### ИСХОДНЫЙ ТЕКСТ
····················
Если докса большого города представляет “бестемный” универсум, внутри которого город делает себя самоочевидным, то нет никаких веских причин, по которым этот “знакомый мир” должен восприниматься и рассматриваться не только как что-то само-собой-разумеющееся, но одновременно и как нечто варьирующееся в зависимости от позиции. Говорить так – значит настаивать, что речь идет о вариациях на тему, т. е. о чём-то, разделяемом всеми. Таков контекст, в который Пьер Бурдье помещает свои концептуальные понятия “социального пространства” и “габитуса”.

Если социальный мир, как правило, воспринимается как нечто очевидное и как то, что (если пользоваться гуссерлевскими понятиями) постигается сообразно доксической модальности, то это происходит потому, что диспозиции акторов, их габитус, т. е. ментальные структуры, посредством которых те постигают социальный мир, по сути, являют собой продукт интернализации структур социального мира (Bourdieu 1992: 143).

Взаимодействие позиции и диспозиции порождает те доксические определенности, социологическое ядро которых Бурдье вслед за Ирвингом Гоффманом сконденсировал в запоминающуюся формулу “sense of one’s place”. Именно это “бестемное”, иными словами содержательно недифференцированное, “чувство своего места”, равно как и “чувство чужого места” (Bourdieu 1992: 144), это встроенное в нас чувство собственной позиции и расположения других в социальном пространстве, и гарантирует нам несомненность повседневного мира. Чувство своего места – это результат компромисса, приспособления “диспозиций восприятия” к объективным структурам. А к числу “объективных” структур вполне можно отнести и физическое – или, точнее, “присвоенное” физическое – пространство.

Этот переход значим потому, что докса, будучи осмыслена в ее пространственно-теоретических измерениях, открывает интересные перспективы для анализа доксических связей с местом.

1. На уровне построения теорий представляется столь же убедительным, сколь и многообещающим установление связи между дифференциацией пространственных форм образования общества и дифференциацией доксы. “Чувство своего места” в модусе образования общества, характерном для большого города, с неизбежностью будет иным, нежели аналогичное чувство в деревне. Докса большого города является в такой же степени предпосылкой, в какой и результатом вновь и вновь без всяких сомнений осуществляемого упреждающего ориентирования и приспосабливания субъективных диспозиций к условиям неопределенности, порождаемым плотностью и гетерогенизацией.
····················
### ВЫДЕРЖКИ ИЗ ЛИСТИНГА

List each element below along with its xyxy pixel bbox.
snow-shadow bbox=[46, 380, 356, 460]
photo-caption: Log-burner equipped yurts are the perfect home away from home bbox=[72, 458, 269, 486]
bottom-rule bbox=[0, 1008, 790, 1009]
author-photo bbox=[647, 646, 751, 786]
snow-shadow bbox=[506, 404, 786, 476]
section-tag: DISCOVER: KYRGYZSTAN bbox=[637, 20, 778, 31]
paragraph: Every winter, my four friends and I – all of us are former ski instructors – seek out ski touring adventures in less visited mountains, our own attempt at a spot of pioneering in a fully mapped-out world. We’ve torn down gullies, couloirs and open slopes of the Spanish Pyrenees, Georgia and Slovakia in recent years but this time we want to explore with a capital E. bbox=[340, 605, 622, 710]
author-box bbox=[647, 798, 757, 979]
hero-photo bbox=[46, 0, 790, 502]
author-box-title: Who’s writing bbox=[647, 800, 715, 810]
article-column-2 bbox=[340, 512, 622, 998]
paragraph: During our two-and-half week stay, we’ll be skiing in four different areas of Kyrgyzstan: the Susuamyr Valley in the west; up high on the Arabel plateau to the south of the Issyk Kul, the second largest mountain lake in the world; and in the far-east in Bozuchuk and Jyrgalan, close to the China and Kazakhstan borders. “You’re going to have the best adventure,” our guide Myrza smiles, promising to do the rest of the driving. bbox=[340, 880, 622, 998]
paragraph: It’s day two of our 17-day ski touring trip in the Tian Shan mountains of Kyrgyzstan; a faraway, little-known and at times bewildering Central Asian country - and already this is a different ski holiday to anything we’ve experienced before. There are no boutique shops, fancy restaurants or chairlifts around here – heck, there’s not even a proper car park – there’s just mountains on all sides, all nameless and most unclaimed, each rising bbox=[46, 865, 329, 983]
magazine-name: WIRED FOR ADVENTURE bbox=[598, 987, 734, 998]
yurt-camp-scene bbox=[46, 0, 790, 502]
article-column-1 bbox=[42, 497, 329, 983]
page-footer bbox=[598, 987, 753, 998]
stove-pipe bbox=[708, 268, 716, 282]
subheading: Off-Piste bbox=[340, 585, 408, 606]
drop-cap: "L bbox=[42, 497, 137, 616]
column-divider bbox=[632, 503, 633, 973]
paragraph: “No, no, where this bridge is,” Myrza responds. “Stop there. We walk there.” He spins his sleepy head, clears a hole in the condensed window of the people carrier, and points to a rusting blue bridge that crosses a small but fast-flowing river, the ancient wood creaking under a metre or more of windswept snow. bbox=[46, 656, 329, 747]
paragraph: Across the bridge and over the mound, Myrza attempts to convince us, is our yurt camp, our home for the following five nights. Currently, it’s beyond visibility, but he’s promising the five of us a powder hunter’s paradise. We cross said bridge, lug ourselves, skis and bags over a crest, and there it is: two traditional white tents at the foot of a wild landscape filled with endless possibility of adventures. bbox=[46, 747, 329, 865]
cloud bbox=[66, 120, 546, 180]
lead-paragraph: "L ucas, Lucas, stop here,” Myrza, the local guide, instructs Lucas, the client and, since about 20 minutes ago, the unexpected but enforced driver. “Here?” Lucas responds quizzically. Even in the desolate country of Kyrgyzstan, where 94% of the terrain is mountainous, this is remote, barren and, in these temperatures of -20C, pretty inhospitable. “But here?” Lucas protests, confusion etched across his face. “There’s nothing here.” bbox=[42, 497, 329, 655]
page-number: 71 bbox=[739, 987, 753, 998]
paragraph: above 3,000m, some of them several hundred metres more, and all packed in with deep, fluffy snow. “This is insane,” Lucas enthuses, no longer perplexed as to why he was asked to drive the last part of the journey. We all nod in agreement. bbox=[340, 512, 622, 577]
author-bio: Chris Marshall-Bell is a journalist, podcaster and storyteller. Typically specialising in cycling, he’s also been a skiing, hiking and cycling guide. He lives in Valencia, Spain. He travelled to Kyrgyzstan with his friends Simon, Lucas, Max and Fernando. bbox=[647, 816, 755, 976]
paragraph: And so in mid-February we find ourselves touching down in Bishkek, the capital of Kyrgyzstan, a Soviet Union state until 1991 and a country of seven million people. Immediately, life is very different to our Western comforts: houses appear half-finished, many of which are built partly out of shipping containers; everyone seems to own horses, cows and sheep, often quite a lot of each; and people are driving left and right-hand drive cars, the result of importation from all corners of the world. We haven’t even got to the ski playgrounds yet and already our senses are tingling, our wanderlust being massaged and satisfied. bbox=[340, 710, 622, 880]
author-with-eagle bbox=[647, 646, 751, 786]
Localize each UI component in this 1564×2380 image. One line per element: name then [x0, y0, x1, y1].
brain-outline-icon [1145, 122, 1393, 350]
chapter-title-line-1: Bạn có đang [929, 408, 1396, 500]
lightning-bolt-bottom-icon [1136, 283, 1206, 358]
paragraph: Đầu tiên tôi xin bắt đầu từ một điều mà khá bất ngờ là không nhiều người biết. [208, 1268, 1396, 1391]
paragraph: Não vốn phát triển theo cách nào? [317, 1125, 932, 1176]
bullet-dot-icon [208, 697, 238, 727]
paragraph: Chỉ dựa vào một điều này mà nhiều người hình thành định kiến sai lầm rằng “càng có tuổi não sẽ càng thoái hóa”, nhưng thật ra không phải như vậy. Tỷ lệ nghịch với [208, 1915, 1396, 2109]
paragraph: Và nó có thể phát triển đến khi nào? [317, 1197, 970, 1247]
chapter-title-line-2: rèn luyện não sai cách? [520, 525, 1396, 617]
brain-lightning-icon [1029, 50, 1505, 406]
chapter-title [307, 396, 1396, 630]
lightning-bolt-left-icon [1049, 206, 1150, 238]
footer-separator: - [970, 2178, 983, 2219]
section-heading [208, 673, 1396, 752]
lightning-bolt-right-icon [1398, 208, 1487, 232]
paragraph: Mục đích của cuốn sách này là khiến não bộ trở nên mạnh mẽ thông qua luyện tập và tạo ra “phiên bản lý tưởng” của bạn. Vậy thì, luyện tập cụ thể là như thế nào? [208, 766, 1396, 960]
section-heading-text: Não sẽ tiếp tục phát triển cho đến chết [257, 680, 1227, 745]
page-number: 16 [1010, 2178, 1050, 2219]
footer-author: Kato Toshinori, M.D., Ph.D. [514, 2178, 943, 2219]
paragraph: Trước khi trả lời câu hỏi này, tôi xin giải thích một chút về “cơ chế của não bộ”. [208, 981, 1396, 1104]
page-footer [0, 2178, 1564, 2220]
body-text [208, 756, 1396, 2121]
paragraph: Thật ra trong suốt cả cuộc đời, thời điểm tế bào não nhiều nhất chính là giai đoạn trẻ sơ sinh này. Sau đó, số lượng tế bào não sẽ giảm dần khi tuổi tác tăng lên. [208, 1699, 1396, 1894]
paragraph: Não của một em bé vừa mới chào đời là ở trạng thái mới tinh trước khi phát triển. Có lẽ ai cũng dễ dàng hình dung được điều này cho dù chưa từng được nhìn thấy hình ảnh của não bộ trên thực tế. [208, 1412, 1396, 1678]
····················
### НАБОР ЗАДАНИЙ
a – Переведите, пожалуйста, на английский язык предложение из исходного текста: «Чувство своего места – это результат компромисса, приспособления “диспозиций восприятия” к объективным структурам.»
b – Согласно исходному тексту, вслед за кем Бурдье сконденсировал социологическое ядро доксических определенностей в формулу “sense of one’s place”?

### ОТВЕТЫ К ЗАДАНИЯМ
a – The sense of one's place is the result of a compromise, an adaptation of the "dispositions of perception" to objective structures.

b – Вслед за Ирвингом Гоффманом.